Return all the entries exactly, keeping pictures out.
-- start of Stored records --
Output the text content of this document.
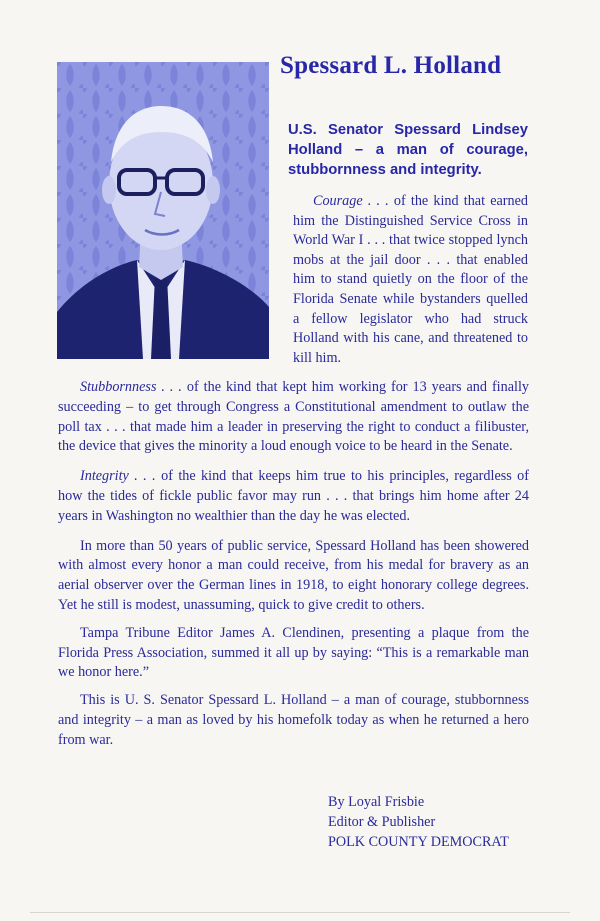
Spessard L. Holland
U.S. Senator Spessard Lindsey Holland – a man of courage, stubbornness and integrity.
Courage . . . of the kind that earned him the Distinguished Service Cross in World War I . . . that twice stopped lynch mobs at the jail door . . . that enabled him to stand quietly on the floor of the Florida Senate while bystanders quelled a fellow legislator who had struck Holland with his cane, and threatened to kill him.

Stubbornness . . . of the kind that kept him working for 13 years and finally succeeding – to get through Congress a Constitutional amendment to outlaw the poll tax . . . that made him a leader in preserving the right to conduct a filibuster, the device that gives the minority a loud enough voice to be heard in the Senate.

Integrity . . . of the kind that keeps him true to his principles, regardless of how the tides of fickle public favor may run . . . that brings him home after 24 years in Washington no wealthier than the day he was elected.

In more than 50 years of public service, Spessard Holland has been showered with almost every honor a man could receive, from his medal for bravery as an aerial observer over the German lines in 1918, to eight honorary college degrees. Yet he still is modest, unassuming, quick to give credit to others.

Tampa Tribune Editor James A. Clendinen, presenting a plaque from the Florida Press Association, summed it all up by saying: “This is a remarkable man we honor here.”

This is U. S. Senator Spessard L. Holland – a man of courage, stubbornness and integrity – a man as loved by his homefolk today as when he returned a hero from war.

By Loyal Frisbie
Editor & Publisher
POLK COUNTY DEMOCRAT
-- end of Stored records --
Solution to the problem —
Output the text content of this document.
Spessard L. Holland
U.S. Senator Spessard Lindsey Holland – a man of courage, stubbornness and integrity.
Courage . . . of the kind that earned him the Distinguished Service Cross in World War I . . . that twice stopped lynch mobs at the jail door . . . that enabled him to stand quietly on the floor of the Florida Senate while bystanders quelled a fellow legislator who had struck Holland with his cane, and threatened to kill him.

Stubbornness . . . of the kind that kept him working for 13 years and finally succeeding – to get through Congress a Constitutional amendment to outlaw the poll tax . . . that made him a leader in preserving the right to conduct a filibuster, the device that gives the minority a loud enough voice to be heard in the Senate.

Integrity . . . of the kind that keeps him true to his principles, regardless of how the tides of fickle public favor may run . . . that brings him home after 24 years in Washington no wealthier than the day he was elected.

In more than 50 years of public service, Spessard Holland has been showered with almost every honor a man could receive, from his medal for bravery as an aerial observer over the German lines in 1918, to eight honorary college degrees. Yet he still is modest, unassuming, quick to give credit to others.

Tampa Tribune Editor James A. Clendinen, presenting a plaque from the Florida Press Association, summed it all up by saying: “This is a remarkable man we honor here.”

This is U. S. Senator Spessard L. Holland – a man of courage, stubbornness and integrity – a man as loved by his homefolk today as when he returned a hero from war.

By Loyal Frisbie
Editor & Publisher
POLK COUNTY DEMOCRAT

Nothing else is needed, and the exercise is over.